[begin Supplied data]
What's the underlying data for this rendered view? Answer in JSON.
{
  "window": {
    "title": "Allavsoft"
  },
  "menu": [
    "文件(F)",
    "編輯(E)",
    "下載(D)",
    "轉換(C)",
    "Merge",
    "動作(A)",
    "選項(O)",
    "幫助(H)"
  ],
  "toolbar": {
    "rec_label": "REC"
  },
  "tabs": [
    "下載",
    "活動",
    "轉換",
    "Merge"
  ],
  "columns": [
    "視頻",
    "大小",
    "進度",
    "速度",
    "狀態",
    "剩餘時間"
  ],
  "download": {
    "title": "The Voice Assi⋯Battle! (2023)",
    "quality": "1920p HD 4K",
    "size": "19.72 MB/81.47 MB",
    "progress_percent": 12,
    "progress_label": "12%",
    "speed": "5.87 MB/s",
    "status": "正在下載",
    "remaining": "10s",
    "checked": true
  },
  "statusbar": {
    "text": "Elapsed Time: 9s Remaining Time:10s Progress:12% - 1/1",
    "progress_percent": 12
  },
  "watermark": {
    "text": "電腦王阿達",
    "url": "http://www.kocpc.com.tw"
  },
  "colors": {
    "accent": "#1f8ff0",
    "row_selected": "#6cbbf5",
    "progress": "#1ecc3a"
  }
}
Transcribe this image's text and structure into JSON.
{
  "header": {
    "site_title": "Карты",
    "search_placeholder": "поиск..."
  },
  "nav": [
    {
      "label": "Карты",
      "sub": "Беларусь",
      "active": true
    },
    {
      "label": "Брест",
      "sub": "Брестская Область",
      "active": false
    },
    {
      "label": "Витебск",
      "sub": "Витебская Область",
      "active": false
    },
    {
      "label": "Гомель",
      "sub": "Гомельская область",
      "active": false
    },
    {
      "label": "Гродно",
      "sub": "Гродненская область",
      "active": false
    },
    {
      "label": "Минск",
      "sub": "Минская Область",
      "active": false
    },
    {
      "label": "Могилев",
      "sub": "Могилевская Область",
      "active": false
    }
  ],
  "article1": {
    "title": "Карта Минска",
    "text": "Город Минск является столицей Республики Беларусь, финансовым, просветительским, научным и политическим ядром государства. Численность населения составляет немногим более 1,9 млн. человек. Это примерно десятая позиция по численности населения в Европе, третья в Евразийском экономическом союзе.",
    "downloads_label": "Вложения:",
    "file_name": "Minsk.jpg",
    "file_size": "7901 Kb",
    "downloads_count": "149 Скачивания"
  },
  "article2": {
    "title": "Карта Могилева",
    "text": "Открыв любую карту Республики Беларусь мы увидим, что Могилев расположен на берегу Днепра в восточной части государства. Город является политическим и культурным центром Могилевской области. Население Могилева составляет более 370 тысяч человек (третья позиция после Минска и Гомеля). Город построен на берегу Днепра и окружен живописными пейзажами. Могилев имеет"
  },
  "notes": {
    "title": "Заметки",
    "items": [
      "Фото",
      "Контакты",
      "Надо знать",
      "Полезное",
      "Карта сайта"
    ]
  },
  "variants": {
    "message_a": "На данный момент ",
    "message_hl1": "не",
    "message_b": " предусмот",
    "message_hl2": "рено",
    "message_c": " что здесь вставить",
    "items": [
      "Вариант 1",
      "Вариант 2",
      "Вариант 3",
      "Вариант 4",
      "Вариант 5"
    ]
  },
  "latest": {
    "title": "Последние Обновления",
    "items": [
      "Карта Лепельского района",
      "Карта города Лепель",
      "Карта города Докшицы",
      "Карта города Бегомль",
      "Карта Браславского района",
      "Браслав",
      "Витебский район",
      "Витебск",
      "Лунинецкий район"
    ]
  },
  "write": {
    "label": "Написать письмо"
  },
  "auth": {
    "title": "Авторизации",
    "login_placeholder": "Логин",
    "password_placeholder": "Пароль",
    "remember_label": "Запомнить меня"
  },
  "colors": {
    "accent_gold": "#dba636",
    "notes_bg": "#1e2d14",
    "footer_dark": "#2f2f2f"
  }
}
[end Supplied data]
Task description
Pull out every line of the records that includes the string "JSON".

Completed task
What's the underlying data for this rendered view? Answer in JSON.
Transcribe this image's text and structure into JSON.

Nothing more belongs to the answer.